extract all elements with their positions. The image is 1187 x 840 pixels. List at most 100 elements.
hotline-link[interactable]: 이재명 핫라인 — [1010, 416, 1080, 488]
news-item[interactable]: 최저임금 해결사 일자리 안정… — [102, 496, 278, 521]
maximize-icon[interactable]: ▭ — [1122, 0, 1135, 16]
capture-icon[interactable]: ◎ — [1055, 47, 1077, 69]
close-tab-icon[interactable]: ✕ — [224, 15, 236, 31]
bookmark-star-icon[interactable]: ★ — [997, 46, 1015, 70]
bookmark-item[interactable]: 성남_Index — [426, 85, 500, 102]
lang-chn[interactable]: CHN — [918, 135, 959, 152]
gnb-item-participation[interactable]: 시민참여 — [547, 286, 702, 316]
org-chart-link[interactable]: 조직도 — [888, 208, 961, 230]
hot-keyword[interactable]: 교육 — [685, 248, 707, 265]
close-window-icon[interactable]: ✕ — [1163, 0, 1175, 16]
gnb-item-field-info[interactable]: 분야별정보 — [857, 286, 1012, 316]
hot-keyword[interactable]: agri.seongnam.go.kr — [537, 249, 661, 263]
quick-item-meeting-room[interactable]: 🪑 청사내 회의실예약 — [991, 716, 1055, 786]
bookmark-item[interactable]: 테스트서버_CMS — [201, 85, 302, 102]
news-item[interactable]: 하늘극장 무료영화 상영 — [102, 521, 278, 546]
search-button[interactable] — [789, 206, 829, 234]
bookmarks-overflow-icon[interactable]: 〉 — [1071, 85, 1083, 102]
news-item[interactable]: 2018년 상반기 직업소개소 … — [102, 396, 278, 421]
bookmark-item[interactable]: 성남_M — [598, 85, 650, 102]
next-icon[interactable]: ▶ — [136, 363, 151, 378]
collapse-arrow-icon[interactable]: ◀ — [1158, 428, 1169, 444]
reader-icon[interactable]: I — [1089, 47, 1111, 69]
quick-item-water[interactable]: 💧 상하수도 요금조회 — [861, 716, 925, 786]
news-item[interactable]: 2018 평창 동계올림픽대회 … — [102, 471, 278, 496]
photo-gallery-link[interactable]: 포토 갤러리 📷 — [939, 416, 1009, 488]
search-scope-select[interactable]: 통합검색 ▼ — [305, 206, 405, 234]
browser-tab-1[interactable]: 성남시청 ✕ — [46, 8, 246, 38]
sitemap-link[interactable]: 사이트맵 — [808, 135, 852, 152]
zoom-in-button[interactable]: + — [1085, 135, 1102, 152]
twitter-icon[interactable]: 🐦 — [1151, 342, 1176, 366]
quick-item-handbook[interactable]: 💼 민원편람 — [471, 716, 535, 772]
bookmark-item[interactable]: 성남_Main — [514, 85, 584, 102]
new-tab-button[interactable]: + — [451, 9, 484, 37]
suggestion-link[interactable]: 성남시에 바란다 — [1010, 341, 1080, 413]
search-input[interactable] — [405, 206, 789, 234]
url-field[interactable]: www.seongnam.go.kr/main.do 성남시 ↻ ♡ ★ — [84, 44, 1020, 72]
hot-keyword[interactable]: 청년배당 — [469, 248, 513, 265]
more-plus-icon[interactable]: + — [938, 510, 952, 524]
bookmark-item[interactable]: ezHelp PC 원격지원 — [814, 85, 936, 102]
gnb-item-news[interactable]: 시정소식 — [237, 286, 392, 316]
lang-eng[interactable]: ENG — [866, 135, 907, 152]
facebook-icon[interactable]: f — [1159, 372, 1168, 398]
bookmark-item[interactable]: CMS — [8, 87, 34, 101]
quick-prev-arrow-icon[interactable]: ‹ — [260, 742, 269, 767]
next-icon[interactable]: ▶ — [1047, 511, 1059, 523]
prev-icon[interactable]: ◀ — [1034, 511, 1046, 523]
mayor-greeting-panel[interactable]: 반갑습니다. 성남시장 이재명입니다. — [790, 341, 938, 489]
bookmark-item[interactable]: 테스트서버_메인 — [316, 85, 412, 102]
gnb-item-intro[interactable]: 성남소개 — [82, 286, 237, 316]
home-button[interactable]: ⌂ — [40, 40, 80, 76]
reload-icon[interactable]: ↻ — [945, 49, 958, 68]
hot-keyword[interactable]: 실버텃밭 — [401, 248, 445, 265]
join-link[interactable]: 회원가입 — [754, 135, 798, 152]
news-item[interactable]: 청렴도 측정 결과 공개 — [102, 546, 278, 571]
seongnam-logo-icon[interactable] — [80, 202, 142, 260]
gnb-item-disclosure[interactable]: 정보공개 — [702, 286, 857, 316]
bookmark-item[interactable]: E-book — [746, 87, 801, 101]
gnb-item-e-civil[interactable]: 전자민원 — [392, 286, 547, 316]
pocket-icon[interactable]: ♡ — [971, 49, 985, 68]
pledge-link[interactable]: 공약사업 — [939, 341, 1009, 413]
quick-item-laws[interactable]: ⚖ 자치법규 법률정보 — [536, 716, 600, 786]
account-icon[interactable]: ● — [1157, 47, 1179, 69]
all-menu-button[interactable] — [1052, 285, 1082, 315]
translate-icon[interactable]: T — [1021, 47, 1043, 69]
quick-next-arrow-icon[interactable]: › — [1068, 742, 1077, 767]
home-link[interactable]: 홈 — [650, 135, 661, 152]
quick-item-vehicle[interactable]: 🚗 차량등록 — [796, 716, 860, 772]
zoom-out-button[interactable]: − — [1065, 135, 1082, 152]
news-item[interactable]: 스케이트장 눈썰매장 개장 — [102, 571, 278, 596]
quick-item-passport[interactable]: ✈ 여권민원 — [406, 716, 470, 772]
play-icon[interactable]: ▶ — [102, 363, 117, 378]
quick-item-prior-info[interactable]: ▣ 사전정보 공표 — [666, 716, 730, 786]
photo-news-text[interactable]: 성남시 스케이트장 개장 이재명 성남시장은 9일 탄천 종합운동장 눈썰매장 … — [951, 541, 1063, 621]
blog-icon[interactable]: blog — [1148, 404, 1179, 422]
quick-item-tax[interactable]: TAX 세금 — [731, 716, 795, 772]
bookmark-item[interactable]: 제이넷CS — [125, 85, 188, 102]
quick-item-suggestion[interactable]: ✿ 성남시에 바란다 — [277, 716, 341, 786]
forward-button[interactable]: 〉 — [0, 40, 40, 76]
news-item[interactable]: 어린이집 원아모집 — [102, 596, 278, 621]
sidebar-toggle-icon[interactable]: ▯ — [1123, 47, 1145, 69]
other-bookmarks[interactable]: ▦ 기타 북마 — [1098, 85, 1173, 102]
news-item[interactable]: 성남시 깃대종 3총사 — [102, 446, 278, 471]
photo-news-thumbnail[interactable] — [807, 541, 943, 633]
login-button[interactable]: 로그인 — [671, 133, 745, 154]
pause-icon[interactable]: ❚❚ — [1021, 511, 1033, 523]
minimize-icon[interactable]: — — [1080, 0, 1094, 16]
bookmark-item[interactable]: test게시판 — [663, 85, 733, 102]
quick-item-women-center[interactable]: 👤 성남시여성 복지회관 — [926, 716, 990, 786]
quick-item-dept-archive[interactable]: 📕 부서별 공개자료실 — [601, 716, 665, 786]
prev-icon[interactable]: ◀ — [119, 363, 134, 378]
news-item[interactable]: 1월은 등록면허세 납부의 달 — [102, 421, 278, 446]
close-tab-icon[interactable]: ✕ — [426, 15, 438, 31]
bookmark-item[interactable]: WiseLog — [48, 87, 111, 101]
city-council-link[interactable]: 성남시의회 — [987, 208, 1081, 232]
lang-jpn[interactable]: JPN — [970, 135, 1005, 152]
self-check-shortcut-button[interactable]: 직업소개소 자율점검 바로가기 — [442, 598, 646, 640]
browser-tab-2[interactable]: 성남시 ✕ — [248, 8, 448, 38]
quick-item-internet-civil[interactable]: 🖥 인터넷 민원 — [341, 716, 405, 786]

============================================================

§ OBJECTIVE:
Output all of the data above again, line for line, with no changes.

§ WRITTEN SOLUTION:
extract all elements with their positions. The image is 1187 x 840 pixels. List at most 100 elements.
hotline-link[interactable]: 이재명 핫라인 — [1010, 416, 1080, 488]
news-item[interactable]: 최저임금 해결사 일자리 안정… — [102, 496, 278, 521]
maximize-icon[interactable]: ▭ — [1122, 0, 1135, 16]
capture-icon[interactable]: ◎ — [1055, 47, 1077, 69]
close-tab-icon[interactable]: ✕ — [224, 15, 236, 31]
bookmark-star-icon[interactable]: ★ — [997, 46, 1015, 70]
bookmark-item[interactable]: 성남_Index — [426, 85, 500, 102]
lang-chn[interactable]: CHN — [918, 135, 959, 152]
gnb-item-participation[interactable]: 시민참여 — [547, 286, 702, 316]
org-chart-link[interactable]: 조직도 — [888, 208, 961, 230]
hot-keyword[interactable]: 교육 — [685, 248, 707, 265]
close-window-icon[interactable]: ✕ — [1163, 0, 1175, 16]
gnb-item-field-info[interactable]: 분야별정보 — [857, 286, 1012, 316]
hot-keyword[interactable]: agri.seongnam.go.kr — [537, 249, 661, 263]
quick-item-meeting-room[interactable]: 🪑 청사내 회의실예약 — [991, 716, 1055, 786]
bookmark-item[interactable]: 테스트서버_CMS — [201, 85, 302, 102]
news-item[interactable]: 하늘극장 무료영화 상영 — [102, 521, 278, 546]
search-button[interactable] — [789, 206, 829, 234]
bookmarks-overflow-icon[interactable]: 〉 — [1071, 85, 1083, 102]
news-item[interactable]: 2018년 상반기 직업소개소 … — [102, 396, 278, 421]
bookmark-item[interactable]: 성남_M — [598, 85, 650, 102]
next-icon[interactable]: ▶ — [136, 363, 151, 378]
collapse-arrow-icon[interactable]: ◀ — [1158, 428, 1169, 444]
reader-icon[interactable]: I — [1089, 47, 1111, 69]
quick-item-water[interactable]: 💧 상하수도 요금조회 — [861, 716, 925, 786]
news-item[interactable]: 2018 평창 동계올림픽대회 … — [102, 471, 278, 496]
photo-gallery-link[interactable]: 포토 갤러리 📷 — [939, 416, 1009, 488]
search-scope-select[interactable]: 통합검색 ▼ — [305, 206, 405, 234]
browser-tab-1[interactable]: 성남시청 ✕ — [46, 8, 246, 38]
sitemap-link[interactable]: 사이트맵 — [808, 135, 852, 152]
zoom-in-button[interactable]: + — [1085, 135, 1102, 152]
twitter-icon[interactable]: 🐦 — [1151, 342, 1176, 366]
quick-item-handbook[interactable]: 💼 민원편람 — [471, 716, 535, 772]
bookmark-item[interactable]: 성남_Main — [514, 85, 584, 102]
new-tab-button[interactable]: + — [451, 9, 484, 37]
suggestion-link[interactable]: 성남시에 바란다 — [1010, 341, 1080, 413]
search-input[interactable] — [405, 206, 789, 234]
url-field[interactable]: www.seongnam.go.kr/main.do 성남시 ↻ ♡ ★ — [84, 44, 1020, 72]
hot-keyword[interactable]: 청년배당 — [469, 248, 513, 265]
more-plus-icon[interactable]: + — [938, 510, 952, 524]
bookmark-item[interactable]: ezHelp PC 원격지원 — [814, 85, 936, 102]
gnb-item-news[interactable]: 시정소식 — [237, 286, 392, 316]
lang-eng[interactable]: ENG — [866, 135, 907, 152]
facebook-icon[interactable]: f — [1159, 372, 1168, 398]
bookmark-item[interactable]: CMS — [8, 87, 34, 101]
quick-prev-arrow-icon[interactable]: ‹ — [260, 742, 269, 767]
next-icon[interactable]: ▶ — [1047, 511, 1059, 523]
prev-icon[interactable]: ◀ — [1034, 511, 1046, 523]
mayor-greeting-panel[interactable]: 반갑습니다. 성남시장 이재명입니다. — [790, 341, 938, 489]
bookmark-item[interactable]: 테스트서버_메인 — [316, 85, 412, 102]
gnb-item-intro[interactable]: 성남소개 — [82, 286, 237, 316]
home-button[interactable]: ⌂ — [40, 40, 80, 76]
reload-icon[interactable]: ↻ — [945, 49, 958, 68]
hot-keyword[interactable]: 실버텃밭 — [401, 248, 445, 265]
join-link[interactable]: 회원가입 — [754, 135, 798, 152]
news-item[interactable]: 청렴도 측정 결과 공개 — [102, 546, 278, 571]
seongnam-logo-icon[interactable] — [80, 202, 142, 260]
gnb-item-disclosure[interactable]: 정보공개 — [702, 286, 857, 316]
bookmark-item[interactable]: E-book — [746, 87, 801, 101]
gnb-item-e-civil[interactable]: 전자민원 — [392, 286, 547, 316]
pocket-icon[interactable]: ♡ — [971, 49, 985, 68]
pledge-link[interactable]: 공약사업 — [939, 341, 1009, 413]
quick-item-laws[interactable]: ⚖ 자치법규 법률정보 — [536, 716, 600, 786]
account-icon[interactable]: ● — [1157, 47, 1179, 69]
all-menu-button[interactable] — [1052, 285, 1082, 315]
translate-icon[interactable]: T — [1021, 47, 1043, 69]
quick-next-arrow-icon[interactable]: › — [1068, 742, 1077, 767]
home-link[interactable]: 홈 — [650, 135, 661, 152]
quick-item-vehicle[interactable]: 🚗 차량등록 — [796, 716, 860, 772]
zoom-out-button[interactable]: − — [1065, 135, 1082, 152]
news-item[interactable]: 스케이트장 눈썰매장 개장 — [102, 571, 278, 596]
quick-item-passport[interactable]: ✈ 여권민원 — [406, 716, 470, 772]
play-icon[interactable]: ▶ — [102, 363, 117, 378]
quick-item-prior-info[interactable]: ▣ 사전정보 공표 — [666, 716, 730, 786]
photo-news-text[interactable]: 성남시 스케이트장 개장 이재명 성남시장은 9일 탄천 종합운동장 눈썰매장 … — [951, 541, 1063, 621]
blog-icon[interactable]: blog — [1148, 404, 1179, 422]
quick-item-tax[interactable]: TAX 세금 — [731, 716, 795, 772]
bookmark-item[interactable]: 제이넷CS — [125, 85, 188, 102]
quick-item-suggestion[interactable]: ✿ 성남시에 바란다 — [277, 716, 341, 786]
forward-button[interactable]: 〉 — [0, 40, 40, 76]
news-item[interactable]: 어린이집 원아모집 — [102, 596, 278, 621]
sidebar-toggle-icon[interactable]: ▯ — [1123, 47, 1145, 69]
other-bookmarks[interactable]: ▦ 기타 북마 — [1098, 85, 1173, 102]
news-item[interactable]: 성남시 깃대종 3총사 — [102, 446, 278, 471]
photo-news-thumbnail[interactable] — [807, 541, 943, 633]
login-button[interactable]: 로그인 — [671, 133, 745, 154]
pause-icon[interactable]: ❚❚ — [1021, 511, 1033, 523]
minimize-icon[interactable]: — — [1080, 0, 1094, 16]
bookmark-item[interactable]: test게시판 — [663, 85, 733, 102]
quick-item-women-center[interactable]: 👤 성남시여성 복지회관 — [926, 716, 990, 786]
quick-item-dept-archive[interactable]: 📕 부서별 공개자료실 — [601, 716, 665, 786]
prev-icon[interactable]: ◀ — [119, 363, 134, 378]
news-item[interactable]: 1월은 등록면허세 납부의 달 — [102, 421, 278, 446]
close-tab-icon[interactable]: ✕ — [426, 15, 438, 31]
bookmark-item[interactable]: WiseLog — [48, 87, 111, 101]
city-council-link[interactable]: 성남시의회 — [987, 208, 1081, 232]
lang-jpn[interactable]: JPN — [970, 135, 1005, 152]
self-check-shortcut-button[interactable]: 직업소개소 자율점검 바로가기 — [442, 598, 646, 640]
browser-tab-2[interactable]: 성남시 ✕ — [248, 8, 448, 38]
quick-item-internet-civil[interactable]: 🖥 인터넷 민원 — [341, 716, 405, 786]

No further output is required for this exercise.